>> start Information given

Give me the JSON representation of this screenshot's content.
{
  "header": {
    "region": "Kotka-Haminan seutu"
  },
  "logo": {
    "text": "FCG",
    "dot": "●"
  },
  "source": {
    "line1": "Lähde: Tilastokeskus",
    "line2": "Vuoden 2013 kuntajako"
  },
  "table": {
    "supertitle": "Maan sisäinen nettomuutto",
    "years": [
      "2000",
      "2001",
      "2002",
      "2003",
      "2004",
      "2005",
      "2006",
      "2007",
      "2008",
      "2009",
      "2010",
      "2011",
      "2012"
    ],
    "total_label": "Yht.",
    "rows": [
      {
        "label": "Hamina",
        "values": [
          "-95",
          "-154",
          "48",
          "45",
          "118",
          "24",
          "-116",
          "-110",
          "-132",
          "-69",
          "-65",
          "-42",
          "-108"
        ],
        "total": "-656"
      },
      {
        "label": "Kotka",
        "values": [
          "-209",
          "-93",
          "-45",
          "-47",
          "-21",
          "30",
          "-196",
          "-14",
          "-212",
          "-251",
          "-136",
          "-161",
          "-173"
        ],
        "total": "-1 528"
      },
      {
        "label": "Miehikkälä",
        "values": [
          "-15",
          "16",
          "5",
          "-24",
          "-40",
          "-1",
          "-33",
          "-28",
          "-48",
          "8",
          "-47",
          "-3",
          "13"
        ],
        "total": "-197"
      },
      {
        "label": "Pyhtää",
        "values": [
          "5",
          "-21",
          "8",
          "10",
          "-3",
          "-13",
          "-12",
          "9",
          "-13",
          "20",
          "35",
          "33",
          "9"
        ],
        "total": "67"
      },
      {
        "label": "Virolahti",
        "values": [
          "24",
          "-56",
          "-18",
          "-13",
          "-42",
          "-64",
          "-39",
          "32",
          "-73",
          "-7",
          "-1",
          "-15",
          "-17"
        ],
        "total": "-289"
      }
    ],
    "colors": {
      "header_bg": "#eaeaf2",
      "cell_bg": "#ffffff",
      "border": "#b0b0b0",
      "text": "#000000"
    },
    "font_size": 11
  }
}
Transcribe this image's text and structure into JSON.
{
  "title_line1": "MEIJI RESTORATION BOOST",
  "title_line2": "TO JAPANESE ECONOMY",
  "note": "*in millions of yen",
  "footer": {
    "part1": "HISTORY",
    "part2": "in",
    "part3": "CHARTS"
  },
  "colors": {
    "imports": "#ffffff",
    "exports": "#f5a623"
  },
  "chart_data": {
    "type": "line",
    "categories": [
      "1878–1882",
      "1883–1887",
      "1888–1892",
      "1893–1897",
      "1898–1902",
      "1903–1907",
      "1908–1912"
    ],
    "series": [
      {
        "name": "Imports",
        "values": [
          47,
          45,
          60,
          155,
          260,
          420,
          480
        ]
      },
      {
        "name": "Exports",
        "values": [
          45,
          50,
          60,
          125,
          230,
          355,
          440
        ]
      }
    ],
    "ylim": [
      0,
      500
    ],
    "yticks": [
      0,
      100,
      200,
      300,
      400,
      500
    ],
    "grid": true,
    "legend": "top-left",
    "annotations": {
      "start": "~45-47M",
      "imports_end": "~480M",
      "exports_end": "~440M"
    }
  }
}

>> end Information given

◆ Task
Across the data above, how many lines include the word "text"? Give only the count.

◆ Exercise answer
3